[Start Provided material]

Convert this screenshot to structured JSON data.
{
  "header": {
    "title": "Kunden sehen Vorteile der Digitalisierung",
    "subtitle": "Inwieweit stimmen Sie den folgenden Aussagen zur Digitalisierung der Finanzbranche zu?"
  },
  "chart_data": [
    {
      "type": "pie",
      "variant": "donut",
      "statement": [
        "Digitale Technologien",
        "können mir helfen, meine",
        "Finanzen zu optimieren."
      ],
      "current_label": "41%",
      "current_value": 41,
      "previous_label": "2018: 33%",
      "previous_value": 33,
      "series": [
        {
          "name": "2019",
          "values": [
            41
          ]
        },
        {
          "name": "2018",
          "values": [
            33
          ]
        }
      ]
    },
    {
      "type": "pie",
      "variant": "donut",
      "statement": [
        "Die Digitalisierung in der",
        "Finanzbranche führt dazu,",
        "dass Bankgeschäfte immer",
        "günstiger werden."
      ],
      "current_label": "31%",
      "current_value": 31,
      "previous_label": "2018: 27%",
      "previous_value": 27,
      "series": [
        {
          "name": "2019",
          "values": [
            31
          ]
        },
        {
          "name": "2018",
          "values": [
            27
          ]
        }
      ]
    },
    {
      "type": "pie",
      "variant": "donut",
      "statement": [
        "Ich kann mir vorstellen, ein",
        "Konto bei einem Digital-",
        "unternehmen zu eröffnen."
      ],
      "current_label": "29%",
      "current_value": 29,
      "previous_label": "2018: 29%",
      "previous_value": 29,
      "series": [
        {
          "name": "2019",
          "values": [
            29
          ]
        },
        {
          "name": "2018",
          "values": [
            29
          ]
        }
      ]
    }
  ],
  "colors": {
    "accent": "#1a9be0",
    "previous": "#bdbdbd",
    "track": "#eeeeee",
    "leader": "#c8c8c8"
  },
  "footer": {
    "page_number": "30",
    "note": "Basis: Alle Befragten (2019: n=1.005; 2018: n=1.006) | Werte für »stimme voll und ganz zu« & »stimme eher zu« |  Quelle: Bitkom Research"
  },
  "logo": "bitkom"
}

[End Provided material]

What the task asks
All lines above containing the string "Finanzbranche" are to be collected.

Result of the task
    "subtitle": "Inwieweit stimmen Sie den folgenden Aussagen zur Digitalisierung der Finanzbranche zu?"
        "Finanzbranche führt dazu,",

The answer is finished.